Record list:
:::::

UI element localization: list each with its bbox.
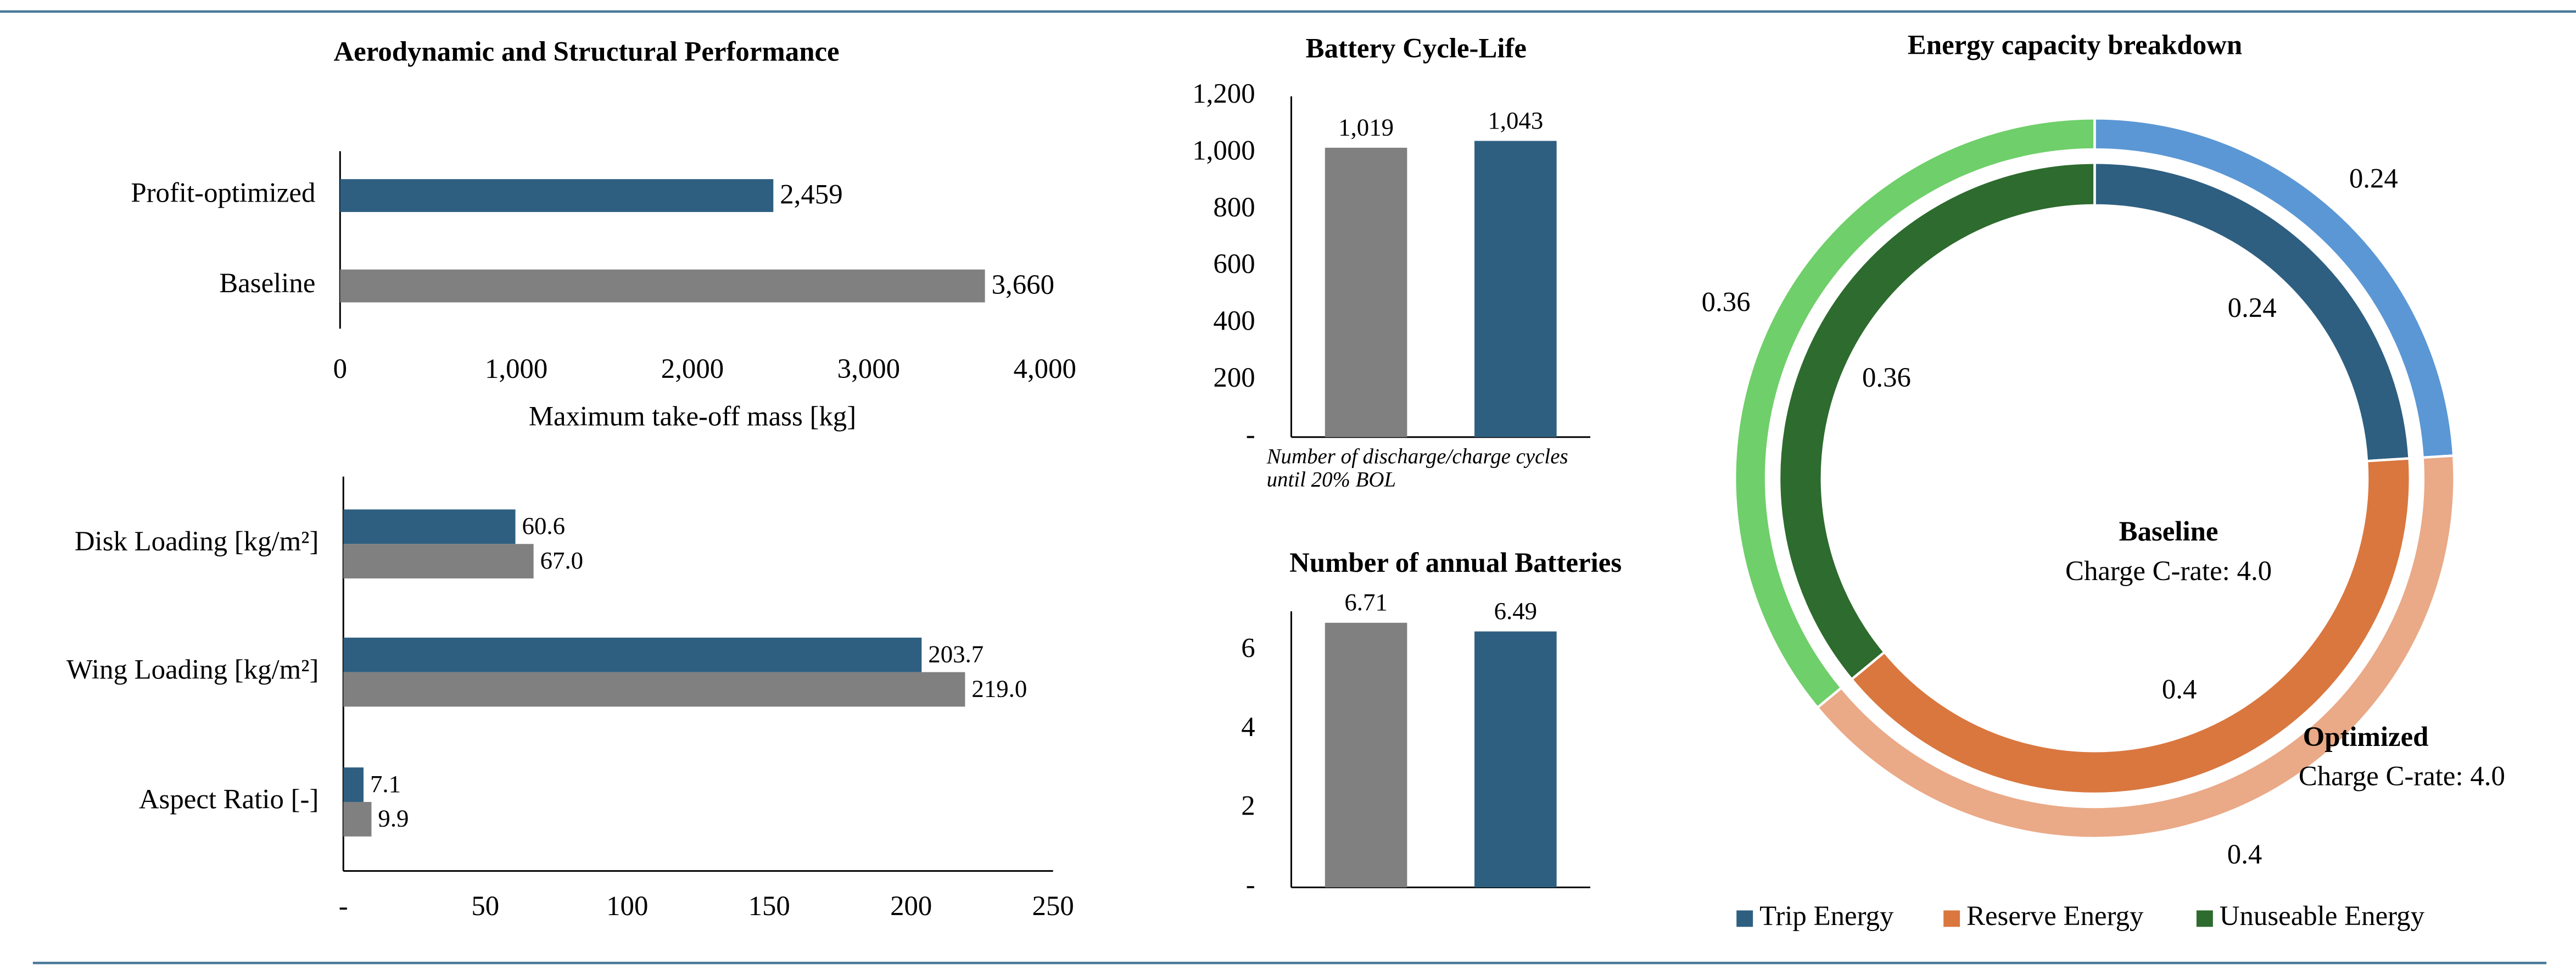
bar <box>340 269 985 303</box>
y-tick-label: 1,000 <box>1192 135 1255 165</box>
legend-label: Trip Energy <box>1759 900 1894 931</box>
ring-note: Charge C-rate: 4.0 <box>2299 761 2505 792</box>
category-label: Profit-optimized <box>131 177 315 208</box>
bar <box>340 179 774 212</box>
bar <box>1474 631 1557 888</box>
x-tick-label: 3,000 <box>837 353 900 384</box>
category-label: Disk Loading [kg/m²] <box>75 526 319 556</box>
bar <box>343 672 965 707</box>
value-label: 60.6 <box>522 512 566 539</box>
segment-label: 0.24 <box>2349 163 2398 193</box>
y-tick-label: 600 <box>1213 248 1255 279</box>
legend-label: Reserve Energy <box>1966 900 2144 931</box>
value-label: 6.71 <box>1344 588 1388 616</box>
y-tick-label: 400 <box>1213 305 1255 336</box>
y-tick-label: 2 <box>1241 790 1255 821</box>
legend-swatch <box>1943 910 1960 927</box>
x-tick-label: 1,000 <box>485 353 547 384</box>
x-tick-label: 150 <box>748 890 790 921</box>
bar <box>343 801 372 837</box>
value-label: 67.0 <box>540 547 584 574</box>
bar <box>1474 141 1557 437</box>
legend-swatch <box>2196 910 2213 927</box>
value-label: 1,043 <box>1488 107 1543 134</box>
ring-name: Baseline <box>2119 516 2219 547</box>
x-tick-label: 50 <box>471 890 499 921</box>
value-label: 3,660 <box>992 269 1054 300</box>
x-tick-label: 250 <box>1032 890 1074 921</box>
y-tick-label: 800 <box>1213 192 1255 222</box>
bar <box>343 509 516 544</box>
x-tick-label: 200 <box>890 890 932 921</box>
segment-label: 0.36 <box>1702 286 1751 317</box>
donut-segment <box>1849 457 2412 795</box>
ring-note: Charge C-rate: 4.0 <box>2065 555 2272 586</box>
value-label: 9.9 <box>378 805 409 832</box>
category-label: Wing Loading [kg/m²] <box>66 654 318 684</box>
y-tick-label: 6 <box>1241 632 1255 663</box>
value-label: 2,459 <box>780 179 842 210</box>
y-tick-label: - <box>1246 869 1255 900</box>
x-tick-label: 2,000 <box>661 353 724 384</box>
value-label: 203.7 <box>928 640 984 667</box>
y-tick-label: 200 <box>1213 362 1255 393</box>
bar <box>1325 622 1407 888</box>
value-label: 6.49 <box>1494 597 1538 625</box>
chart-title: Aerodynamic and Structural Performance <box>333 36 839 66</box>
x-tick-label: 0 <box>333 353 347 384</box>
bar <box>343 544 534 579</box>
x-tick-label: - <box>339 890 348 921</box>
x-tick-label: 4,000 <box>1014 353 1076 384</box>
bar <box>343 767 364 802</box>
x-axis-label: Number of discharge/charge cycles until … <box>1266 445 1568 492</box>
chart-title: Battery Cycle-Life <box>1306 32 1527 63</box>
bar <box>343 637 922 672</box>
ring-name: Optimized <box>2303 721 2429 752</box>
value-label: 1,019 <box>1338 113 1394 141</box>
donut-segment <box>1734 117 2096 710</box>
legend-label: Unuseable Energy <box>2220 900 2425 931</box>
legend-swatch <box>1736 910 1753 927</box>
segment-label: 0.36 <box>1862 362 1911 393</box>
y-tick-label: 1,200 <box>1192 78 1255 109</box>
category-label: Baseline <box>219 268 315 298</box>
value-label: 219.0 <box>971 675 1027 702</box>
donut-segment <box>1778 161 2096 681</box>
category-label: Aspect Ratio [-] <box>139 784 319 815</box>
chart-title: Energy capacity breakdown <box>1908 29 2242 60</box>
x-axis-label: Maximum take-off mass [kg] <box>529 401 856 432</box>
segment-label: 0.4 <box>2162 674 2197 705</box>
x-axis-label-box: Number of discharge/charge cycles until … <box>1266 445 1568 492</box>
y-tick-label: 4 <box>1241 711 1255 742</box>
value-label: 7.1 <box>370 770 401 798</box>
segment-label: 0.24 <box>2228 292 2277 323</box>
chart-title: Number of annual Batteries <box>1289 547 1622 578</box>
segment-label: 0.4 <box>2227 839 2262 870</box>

:::::

Objective: Please write out the items from the line with "bar <box>340 269 985 303</box>" to the line with "bar <box>343 672 965 707</box>", both included, unchanged.

Written solution:
bar <box>340 269 985 303</box>
y-tick-label: 1,000 <box>1192 135 1255 165</box>
legend-label: Trip Energy <box>1759 900 1894 931</box>
ring-note: Charge C-rate: 4.0 <box>2299 761 2505 792</box>
category-label: Profit-optimized <box>131 177 315 208</box>
bar <box>340 179 774 212</box>
bar <box>1474 631 1557 888</box>
x-tick-label: 3,000 <box>837 353 900 384</box>
category-label: Disk Loading [kg/m²] <box>75 526 319 556</box>
bar <box>343 672 965 707</box>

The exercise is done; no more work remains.